▸ **YOUR GOAL**:
Can you echo the listing lines from the line with "svg-text:-3: -3 [399,521,410,535]" to the line with "svg-text:2-5: 2-5 [551,1168,580,1193]", both included, without changing anything?

[Collection entries]
• • •

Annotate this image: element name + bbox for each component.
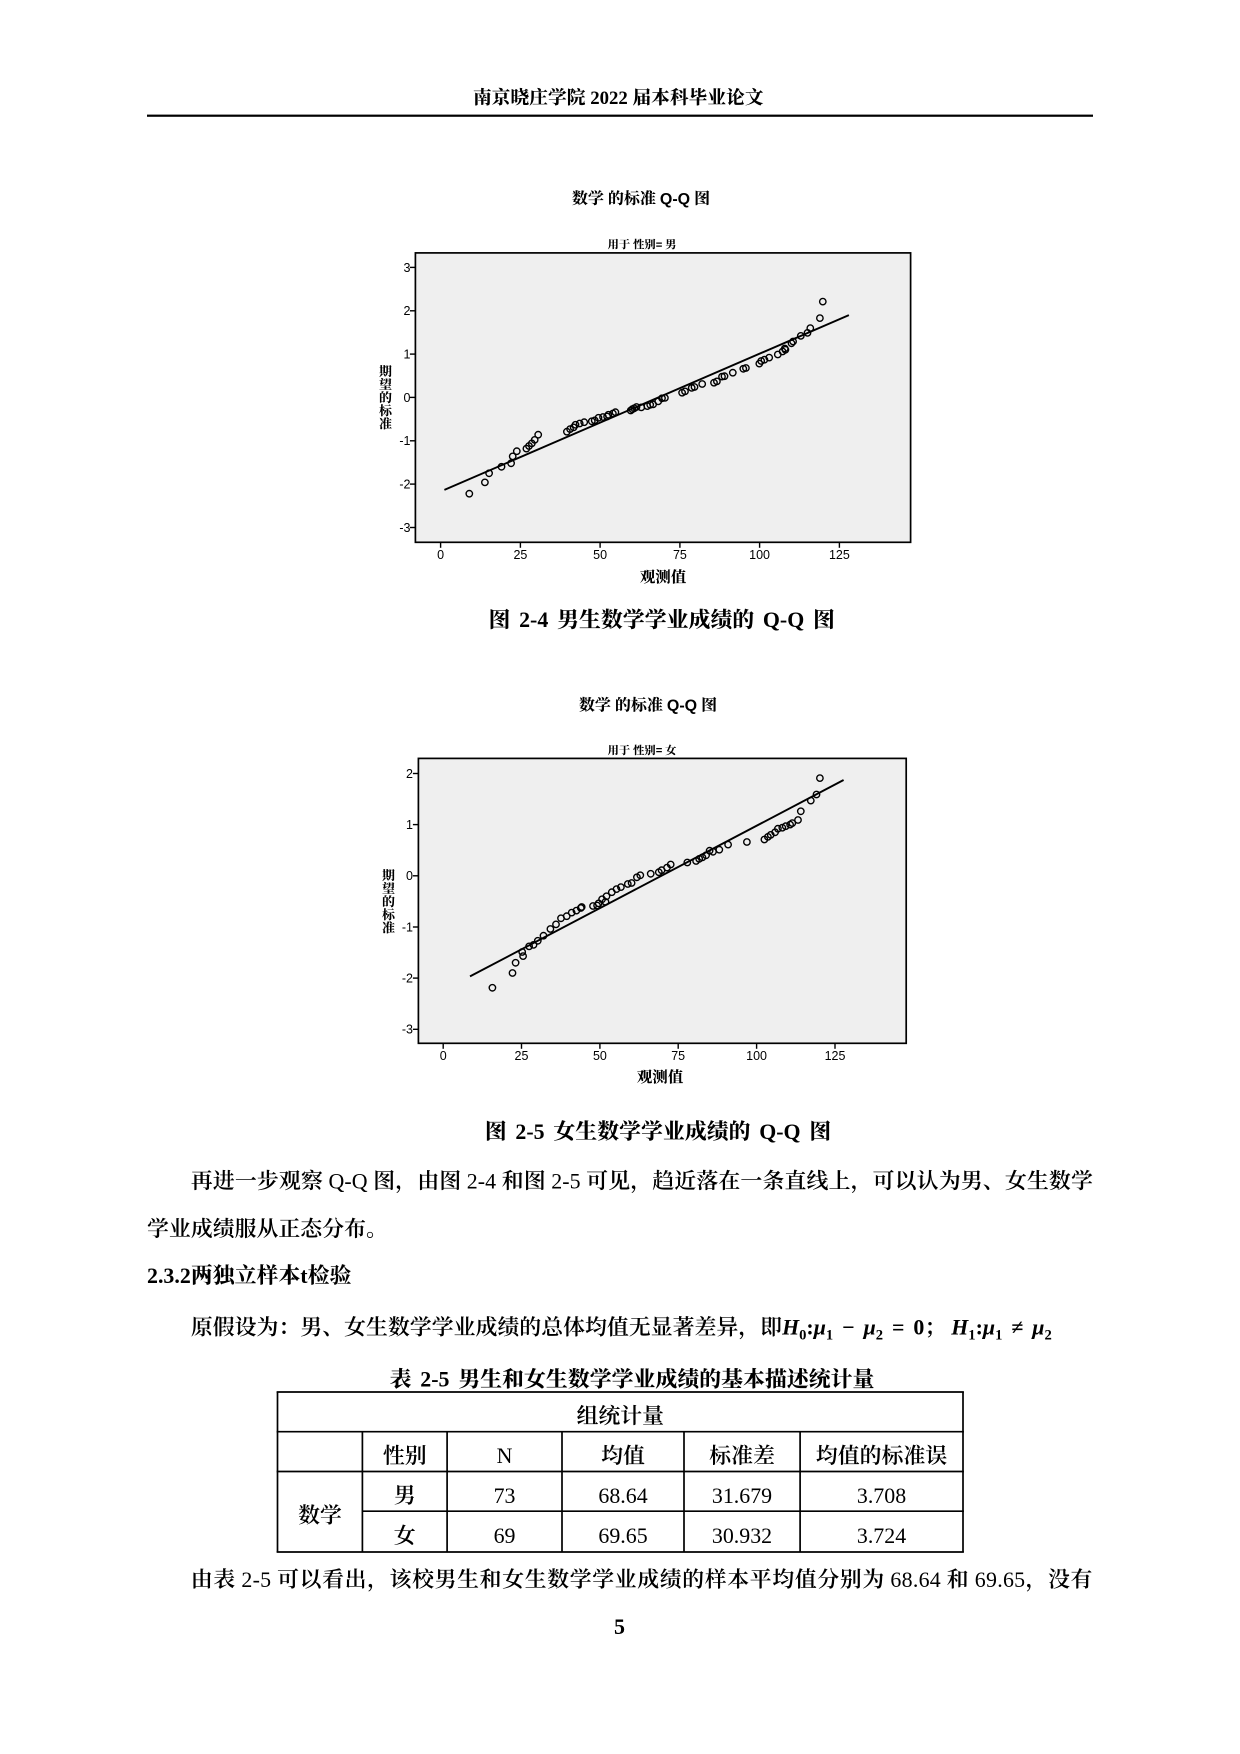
svg-text:-3: -3 [399,521,410,535]
svg-text:1: 1 [826,1327,833,1343]
svg-text:69: 69 [494,1523,516,1548]
svg-text:3: 3 [404,261,411,275]
svg-text:≠: ≠ [1011,1315,1023,1340]
svg-text:Q-Q: Q-Q [759,1119,800,1144]
svg-text:Q-Q: Q-Q [329,1168,368,1193]
svg-text:2-5: 2-5 [515,1119,544,1144]
svg-text:Q-Q: Q-Q [763,607,804,632]
svg-text:125: 125 [825,1049,846,1063]
svg-text:3.724: 3.724 [857,1523,906,1548]
svg-text:t: t [300,1263,308,1288]
svg-text:50: 50 [593,1049,607,1063]
svg-text:2-5: 2-5 [551,1168,580,1193]
svg-text:=: = [656,745,663,757]
svg-text:68.64: 68.64 [890,1567,941,1592]
svg-text:H: H [781,1315,800,1340]
svg-text:68.64: 68.64 [598,1483,647,1508]
svg-text:75: 75 [673,548,687,562]
svg-text:3.708: 3.708 [857,1483,906,1508]
svg-text:Q-Q: Q-Q [660,191,690,208]
svg-text:1: 1 [404,348,411,362]
svg-text::: : [806,1315,813,1340]
svg-text:100: 100 [749,548,770,562]
svg-text:50: 50 [593,548,607,562]
svg-text:μ: μ [1031,1315,1044,1340]
svg-text:=: = [892,1315,904,1340]
svg-text:−: − [842,1315,854,1340]
svg-text:H: H [950,1315,969,1340]
svg-text:-2: -2 [402,972,413,986]
svg-text:-1: -1 [402,920,413,934]
svg-text:0: 0 [440,1049,447,1063]
svg-text:2-5: 2-5 [241,1567,271,1592]
svg-text:-2: -2 [399,478,410,492]
svg-text:25: 25 [513,548,527,562]
svg-text:μ: μ [863,1315,876,1340]
svg-text:2: 2 [1045,1327,1052,1343]
svg-text:-1: -1 [399,434,410,448]
svg-text:Q-Q: Q-Q [667,697,697,714]
svg-text:N: N [497,1443,513,1468]
svg-text:25: 25 [515,1049,529,1063]
svg-text:2022: 2022 [590,88,628,109]
svg-text:5: 5 [614,1614,625,1639]
svg-text:31.679: 31.679 [712,1483,772,1508]
svg-text:69.65: 69.65 [598,1523,647,1548]
svg-text:0: 0 [799,1327,806,1343]
svg-text:0: 0 [406,869,413,883]
svg-text:73: 73 [494,1483,516,1508]
svg-text:1: 1 [995,1327,1002,1343]
svg-text:2.3.2: 2.3.2 [147,1263,191,1288]
svg-text::: : [976,1315,983,1340]
svg-text:2-5: 2-5 [420,1367,449,1392]
svg-text:2-4: 2-4 [519,607,548,632]
svg-text:2: 2 [876,1327,883,1343]
svg-text:1: 1 [406,818,413,832]
svg-text:-3: -3 [402,1023,413,1037]
svg-text:0: 0 [404,391,411,405]
svg-text:2-4: 2-4 [467,1168,496,1193]
svg-text:0: 0 [913,1315,924,1340]
svg-text:30.932: 30.932 [712,1523,772,1548]
svg-text:=: = [656,239,663,251]
svg-text:0: 0 [437,548,444,562]
svg-text:2: 2 [404,304,411,318]
svg-text:125: 125 [829,548,850,562]
svg-text:69.65: 69.65 [975,1567,1026,1592]
svg-text:μ: μ [982,1315,995,1340]
svg-text:100: 100 [746,1049,767,1063]
svg-text:1: 1 [968,1327,975,1343]
svg-text:μ: μ [813,1315,826,1340]
svg-text:2: 2 [406,767,413,781]
svg-text:75: 75 [671,1049,685,1063]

• • •

▸ **RESULT FOR THIS EXERCISE**:
svg-text:-3: -3 [399,521,410,535]
svg-text:1: 1 [826,1327,833,1343]
svg-text:69: 69 [494,1523,516,1548]
svg-text:3: 3 [404,261,411,275]
svg-text:≠: ≠ [1011,1315,1023,1340]
svg-text:Q-Q: Q-Q [759,1119,800,1144]
svg-text:Q-Q: Q-Q [329,1168,368,1193]
svg-text:2-5: 2-5 [515,1119,544,1144]
svg-text:Q-Q: Q-Q [763,607,804,632]
svg-text:125: 125 [825,1049,846,1063]
svg-text:3.724: 3.724 [857,1523,906,1548]
svg-text:t: t [300,1263,308,1288]
svg-text:50: 50 [593,1049,607,1063]
svg-text:2-5: 2-5 [551,1168,580,1193]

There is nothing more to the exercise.